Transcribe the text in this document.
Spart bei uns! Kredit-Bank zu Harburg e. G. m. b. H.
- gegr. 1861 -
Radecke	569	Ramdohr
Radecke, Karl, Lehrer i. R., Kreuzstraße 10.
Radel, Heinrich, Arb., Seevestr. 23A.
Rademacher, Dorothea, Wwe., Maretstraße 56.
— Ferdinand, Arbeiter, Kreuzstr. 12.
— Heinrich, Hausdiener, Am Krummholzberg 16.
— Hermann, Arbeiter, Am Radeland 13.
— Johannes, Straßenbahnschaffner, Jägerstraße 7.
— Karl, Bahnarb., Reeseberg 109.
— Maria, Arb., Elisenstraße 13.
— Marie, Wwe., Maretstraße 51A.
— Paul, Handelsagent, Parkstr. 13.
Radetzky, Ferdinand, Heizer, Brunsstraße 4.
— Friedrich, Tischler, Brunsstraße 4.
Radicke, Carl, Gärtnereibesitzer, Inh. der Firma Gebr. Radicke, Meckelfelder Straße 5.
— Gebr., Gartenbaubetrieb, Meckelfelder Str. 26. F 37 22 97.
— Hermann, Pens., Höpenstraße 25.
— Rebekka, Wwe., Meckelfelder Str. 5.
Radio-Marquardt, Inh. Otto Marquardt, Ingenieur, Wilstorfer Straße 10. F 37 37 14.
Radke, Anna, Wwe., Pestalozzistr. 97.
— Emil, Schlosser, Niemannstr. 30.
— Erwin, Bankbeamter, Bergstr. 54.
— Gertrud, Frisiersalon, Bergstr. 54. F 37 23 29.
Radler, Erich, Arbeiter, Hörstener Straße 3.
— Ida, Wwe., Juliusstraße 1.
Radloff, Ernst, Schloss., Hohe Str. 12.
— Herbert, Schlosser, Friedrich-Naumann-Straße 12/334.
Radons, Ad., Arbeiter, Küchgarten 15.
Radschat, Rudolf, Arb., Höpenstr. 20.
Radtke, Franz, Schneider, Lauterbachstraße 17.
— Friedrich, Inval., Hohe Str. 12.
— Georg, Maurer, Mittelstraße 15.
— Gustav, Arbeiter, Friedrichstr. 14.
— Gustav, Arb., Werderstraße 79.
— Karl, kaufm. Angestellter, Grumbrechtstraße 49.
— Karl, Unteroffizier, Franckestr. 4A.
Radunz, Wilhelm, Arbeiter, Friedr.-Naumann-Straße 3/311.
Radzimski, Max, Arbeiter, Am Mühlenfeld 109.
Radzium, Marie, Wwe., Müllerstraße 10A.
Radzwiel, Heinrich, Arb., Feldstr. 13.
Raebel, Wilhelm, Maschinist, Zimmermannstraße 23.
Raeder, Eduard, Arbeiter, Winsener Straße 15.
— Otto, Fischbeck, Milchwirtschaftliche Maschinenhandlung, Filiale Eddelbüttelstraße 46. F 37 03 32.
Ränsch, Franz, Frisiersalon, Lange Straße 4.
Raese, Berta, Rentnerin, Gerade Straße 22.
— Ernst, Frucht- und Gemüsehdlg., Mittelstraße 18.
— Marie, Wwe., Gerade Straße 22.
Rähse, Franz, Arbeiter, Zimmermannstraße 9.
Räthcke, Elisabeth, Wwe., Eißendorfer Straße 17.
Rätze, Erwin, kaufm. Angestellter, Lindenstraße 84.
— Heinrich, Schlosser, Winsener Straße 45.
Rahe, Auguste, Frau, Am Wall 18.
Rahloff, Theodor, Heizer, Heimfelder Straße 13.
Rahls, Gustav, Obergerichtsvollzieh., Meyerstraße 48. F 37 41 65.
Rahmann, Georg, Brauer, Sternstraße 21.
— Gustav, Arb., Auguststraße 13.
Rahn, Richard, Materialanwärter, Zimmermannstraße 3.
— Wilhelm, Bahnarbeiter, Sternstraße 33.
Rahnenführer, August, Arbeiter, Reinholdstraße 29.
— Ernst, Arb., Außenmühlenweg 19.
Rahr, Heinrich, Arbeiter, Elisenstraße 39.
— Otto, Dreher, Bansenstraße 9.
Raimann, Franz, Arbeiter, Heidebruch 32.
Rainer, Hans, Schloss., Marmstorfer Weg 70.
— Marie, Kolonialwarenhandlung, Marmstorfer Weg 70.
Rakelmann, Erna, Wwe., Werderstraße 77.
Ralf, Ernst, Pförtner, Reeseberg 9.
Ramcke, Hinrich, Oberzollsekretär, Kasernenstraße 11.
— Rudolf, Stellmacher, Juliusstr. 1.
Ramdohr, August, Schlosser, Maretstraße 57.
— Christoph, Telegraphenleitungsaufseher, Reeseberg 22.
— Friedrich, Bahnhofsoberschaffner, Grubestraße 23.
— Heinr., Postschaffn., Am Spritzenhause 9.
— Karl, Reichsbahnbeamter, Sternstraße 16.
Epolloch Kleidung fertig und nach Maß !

++++++++++

> _Task details_
Send back all of the entries exactly, with nothing missing.

> _Complete response_
Transcribe the text in this document.
Spart bei uns! Kredit-Bank zu Harburg e. G. m. b. H.
- gegr. 1861 -
Radecke	569	Ramdohr
Radecke, Karl, Lehrer i. R., Kreuzstraße 10.
Radel, Heinrich, Arb., Seevestr. 23A.
Rademacher, Dorothea, Wwe., Maretstraße 56.
— Ferdinand, Arbeiter, Kreuzstr. 12.
— Heinrich, Hausdiener, Am Krummholzberg 16.
— Hermann, Arbeiter, Am Radeland 13.
— Johannes, Straßenbahnschaffner, Jägerstraße 7.
— Karl, Bahnarb., Reeseberg 109.
— Maria, Arb., Elisenstraße 13.
— Marie, Wwe., Maretstraße 51A.
— Paul, Handelsagent, Parkstr. 13.
Radetzky, Ferdinand, Heizer, Brunsstraße 4.
— Friedrich, Tischler, Brunsstraße 4.
Radicke, Carl, Gärtnereibesitzer, Inh. der Firma Gebr. Radicke, Meckelfelder Straße 5.
— Gebr., Gartenbaubetrieb, Meckelfelder Str. 26. F 37 22 97.
— Hermann, Pens., Höpenstraße 25.
— Rebekka, Wwe., Meckelfelder Str. 5.
Radio-Marquardt, Inh. Otto Marquardt, Ingenieur, Wilstorfer Straße 10. F 37 37 14.
Radke, Anna, Wwe., Pestalozzistr. 97.
— Emil, Schlosser, Niemannstr. 30.
— Erwin, Bankbeamter, Bergstr. 54.
— Gertrud, Frisiersalon, Bergstr. 54. F 37 23 29.
Radler, Erich, Arbeiter, Hörstener Straße 3.
— Ida, Wwe., Juliusstraße 1.
Radloff, Ernst, Schloss., Hohe Str. 12.
— Herbert, Schlosser, Friedrich-Naumann-Straße 12/334.
Radons, Ad., Arbeiter, Küchgarten 15.
Radschat, Rudolf, Arb., Höpenstr. 20.
Radtke, Franz, Schneider, Lauterbachstraße 17.
— Friedrich, Inval., Hohe Str. 12.
— Georg, Maurer, Mittelstraße 15.
— Gustav, Arbeiter, Friedrichstr. 14.
— Gustav, Arb., Werderstraße 79.
— Karl, kaufm. Angestellter, Grumbrechtstraße 49.
— Karl, Unteroffizier, Franckestr. 4A.
Radunz, Wilhelm, Arbeiter, Friedr.-Naumann-Straße 3/311.
Radzimski, Max, Arbeiter, Am Mühlenfeld 109.
Radzium, Marie, Wwe., Müllerstraße 10A.
Radzwiel, Heinrich, Arb., Feldstr. 13.
Raebel, Wilhelm, Maschinist, Zimmermannstraße 23.
Raeder, Eduard, Arbeiter, Winsener Straße 15.
— Otto, Fischbeck, Milchwirtschaftliche Maschinenhandlung, Filiale Eddelbüttelstraße 46. F 37 03 32.
Ränsch, Franz, Frisiersalon, Lange Straße 4.
Raese, Berta, Rentnerin, Gerade Straße 22.
— Ernst, Frucht- und Gemüsehdlg., Mittelstraße 18.
— Marie, Wwe., Gerade Straße 22.
Rähse, Franz, Arbeiter, Zimmermannstraße 9.
Räthcke, Elisabeth, Wwe., Eißendorfer Straße 17.
Rätze, Erwin, kaufm. Angestellter, Lindenstraße 84.
— Heinrich, Schlosser, Winsener Straße 45.
Rahe, Auguste, Frau, Am Wall 18.
Rahloff, Theodor, Heizer, Heimfelder Straße 13.
Rahls, Gustav, Obergerichtsvollzieh., Meyerstraße 48. F 37 41 65.
Rahmann, Georg, Brauer, Sternstraße 21.
— Gustav, Arb., Auguststraße 13.
Rahn, Richard, Materialanwärter, Zimmermannstraße 3.
— Wilhelm, Bahnarbeiter, Sternstraße 33.
Rahnenführer, August, Arbeiter, Reinholdstraße 29.
— Ernst, Arb., Außenmühlenweg 19.
Rahr, Heinrich, Arbeiter, Elisenstraße 39.
— Otto, Dreher, Bansenstraße 9.
Raimann, Franz, Arbeiter, Heidebruch 32.
Rainer, Hans, Schloss., Marmstorfer Weg 70.
— Marie, Kolonialwarenhandlung, Marmstorfer Weg 70.
Rakelmann, Erna, Wwe., Werderstraße 77.
Ralf, Ernst, Pförtner, Reeseberg 9.
Ramcke, Hinrich, Oberzollsekretär, Kasernenstraße 11.
— Rudolf, Stellmacher, Juliusstr. 1.
Ramdohr, August, Schlosser, Maretstraße 57.
— Christoph, Telegraphenleitungsaufseher, Reeseberg 22.
— Friedrich, Bahnhofsoberschaffner, Grubestraße 23.
— Heinr., Postschaffn., Am Spritzenhause 9.
— Karl, Reichsbahnbeamter, Sternstraße 16.
Epolloch Kleidung fertig und nach Maß !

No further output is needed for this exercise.